| To do |
Could you transcribe every record below exactly as written, leaving out any pictures?

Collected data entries
····················
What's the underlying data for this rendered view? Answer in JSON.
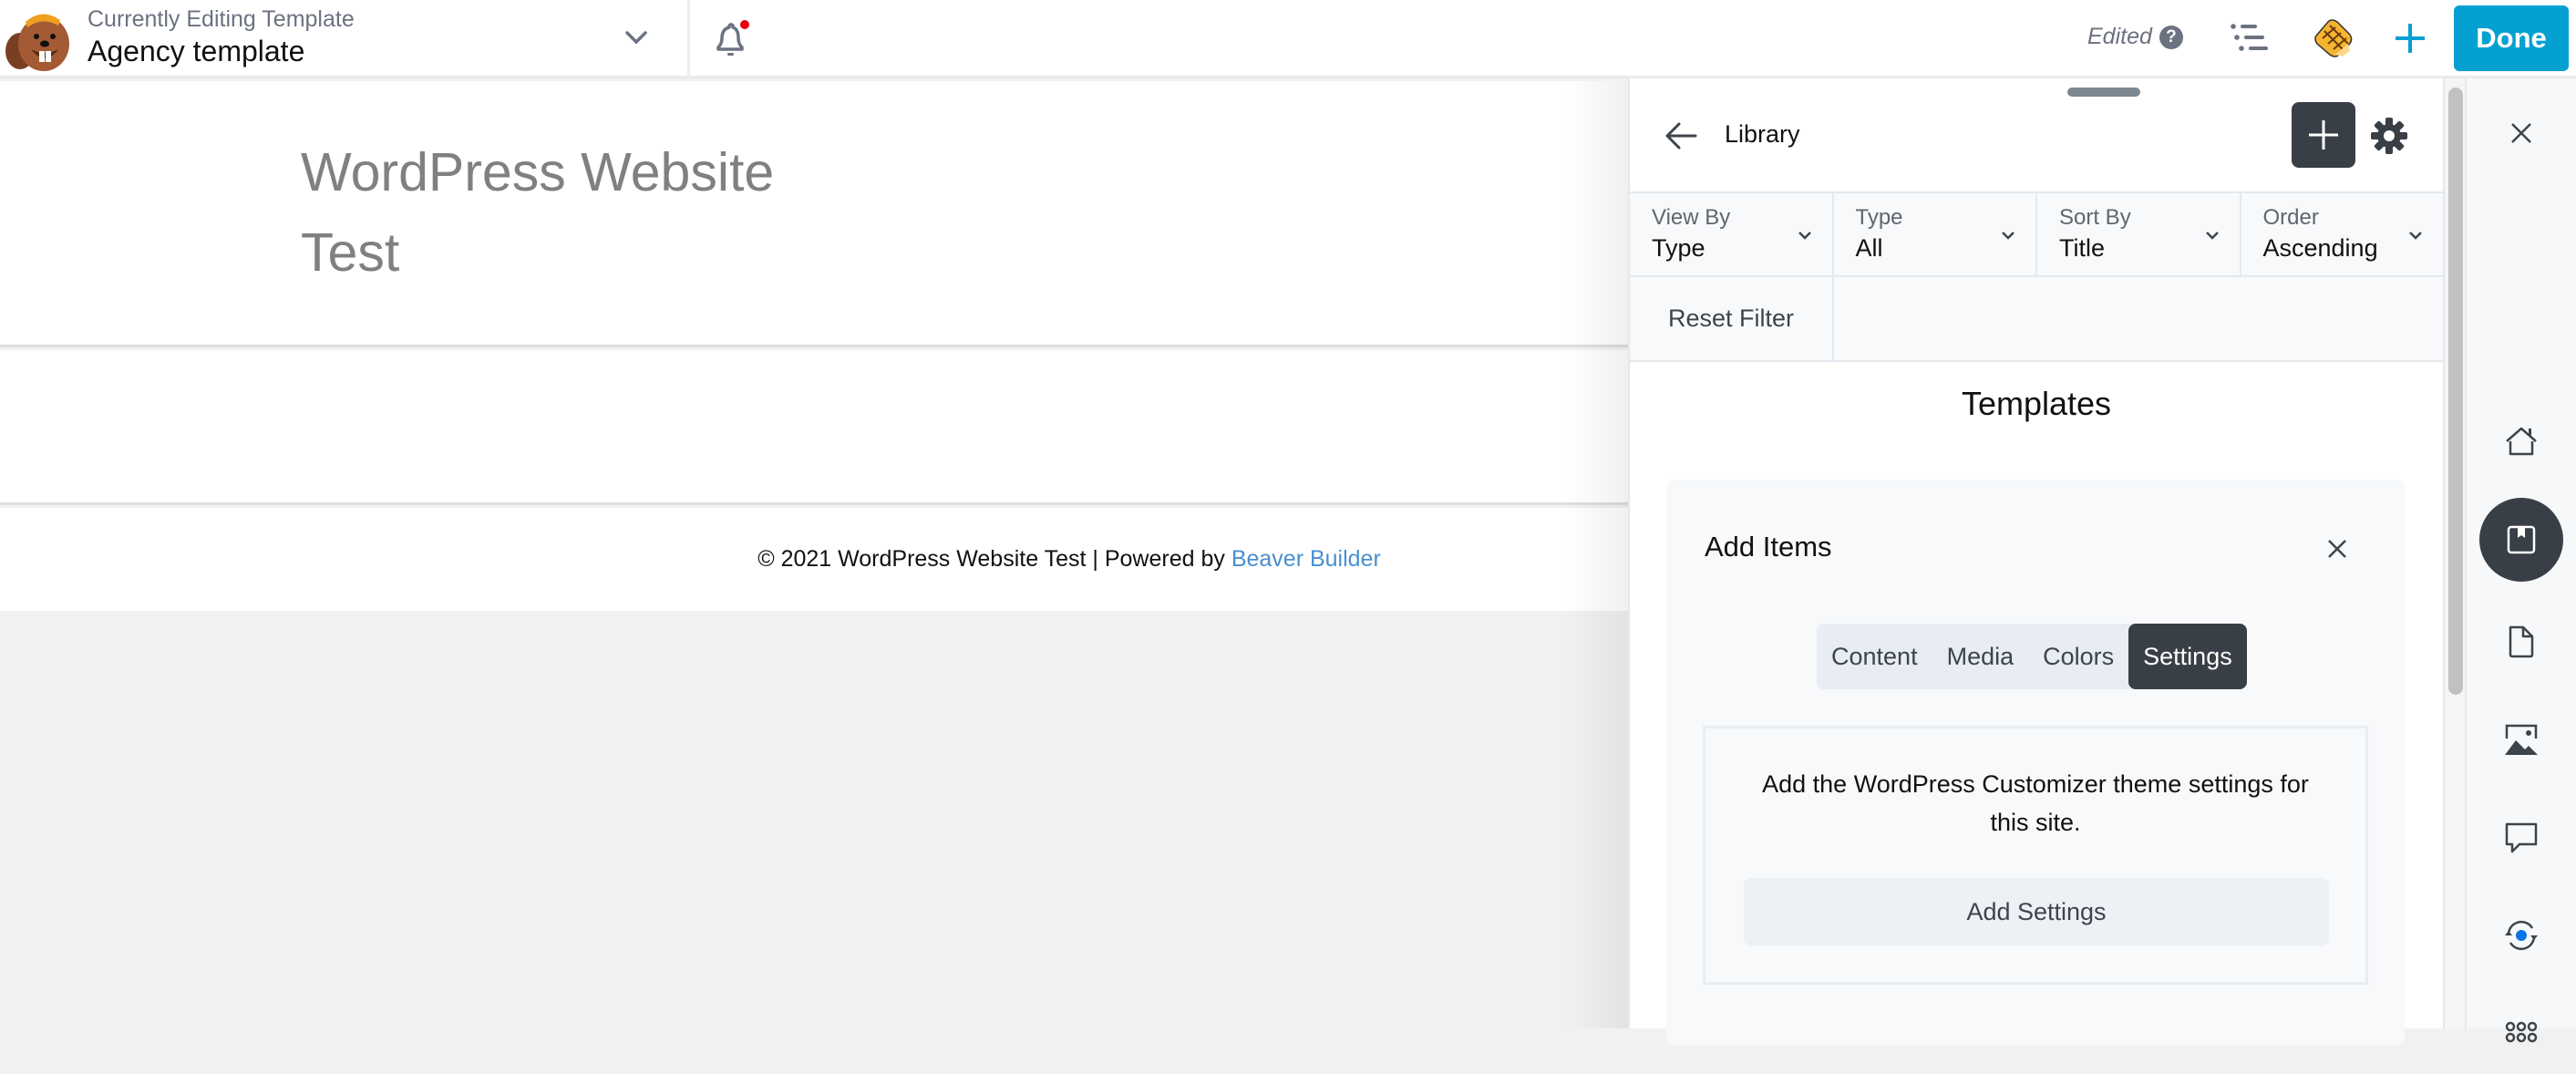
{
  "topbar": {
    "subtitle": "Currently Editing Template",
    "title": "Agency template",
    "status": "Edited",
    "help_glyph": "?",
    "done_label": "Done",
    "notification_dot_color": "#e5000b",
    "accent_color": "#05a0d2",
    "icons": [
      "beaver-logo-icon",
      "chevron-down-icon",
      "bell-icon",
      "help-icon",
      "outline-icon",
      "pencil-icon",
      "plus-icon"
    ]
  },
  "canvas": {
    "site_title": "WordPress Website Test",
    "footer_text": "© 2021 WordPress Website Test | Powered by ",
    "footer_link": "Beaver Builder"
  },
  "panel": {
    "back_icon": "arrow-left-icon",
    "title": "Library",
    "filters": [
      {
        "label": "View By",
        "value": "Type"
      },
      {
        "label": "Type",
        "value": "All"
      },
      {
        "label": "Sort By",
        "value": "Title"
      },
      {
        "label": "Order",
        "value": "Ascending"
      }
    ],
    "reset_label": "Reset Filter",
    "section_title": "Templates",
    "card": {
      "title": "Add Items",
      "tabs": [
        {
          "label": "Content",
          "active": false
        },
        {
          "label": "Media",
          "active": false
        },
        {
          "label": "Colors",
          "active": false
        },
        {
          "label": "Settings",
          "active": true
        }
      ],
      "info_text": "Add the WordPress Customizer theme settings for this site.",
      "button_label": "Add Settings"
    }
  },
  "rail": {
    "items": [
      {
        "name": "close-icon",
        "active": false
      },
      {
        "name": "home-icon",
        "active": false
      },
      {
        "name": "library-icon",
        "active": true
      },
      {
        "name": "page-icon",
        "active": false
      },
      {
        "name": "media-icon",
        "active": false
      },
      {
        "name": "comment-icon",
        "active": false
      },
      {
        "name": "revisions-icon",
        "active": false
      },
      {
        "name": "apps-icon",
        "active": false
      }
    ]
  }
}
····················
| Solution |
What's the underlying data for this rendered view? Answer in JSON.
{
  "topbar": {
    "subtitle": "Currently Editing Template",
    "title": "Agency template",
    "status": "Edited",
    "help_glyph": "?",
    "done_label": "Done",
    "notification_dot_color": "#e5000b",
    "accent_color": "#05a0d2",
    "icons": [
      "beaver-logo-icon",
      "chevron-down-icon",
      "bell-icon",
      "help-icon",
      "outline-icon",
      "pencil-icon",
      "plus-icon"
    ]
  },
  "canvas": {
    "site_title": "WordPress Website Test",
    "footer_text": "© 2021 WordPress Website Test | Powered by ",
    "footer_link": "Beaver Builder"
  },
  "panel": {
    "back_icon": "arrow-left-icon",
    "title": "Library",
    "filters": [
      {
        "label": "View By",
        "value": "Type"
      },
      {
        "label": "Type",
        "value": "All"
      },
      {
        "label": "Sort By",
        "value": "Title"
      },
      {
        "label": "Order",
        "value": "Ascending"
      }
    ],
    "reset_label": "Reset Filter",
    "section_title": "Templates",
    "card": {
      "title": "Add Items",
      "tabs": [
        {
          "label": "Content",
          "active": false
        },
        {
          "label": "Media",
          "active": false
        },
        {
          "label": "Colors",
          "active": false
        },
        {
          "label": "Settings",
          "active": true
        }
      ],
      "info_text": "Add the WordPress Customizer theme settings for this site.",
      "button_label": "Add Settings"
    }
  },
  "rail": {
    "items": [
      {
        "name": "close-icon",
        "active": false
      },
      {
        "name": "home-icon",
        "active": false
      },
      {
        "name": "library-icon",
        "active": true
      },
      {
        "name": "page-icon",
        "active": false
      },
      {
        "name": "media-icon",
        "active": false
      },
      {
        "name": "comment-icon",
        "active": false
      },
      {
        "name": "revisions-icon",
        "active": false
      },
      {
        "name": "apps-icon",
        "active": false
      }
    ]
  }
}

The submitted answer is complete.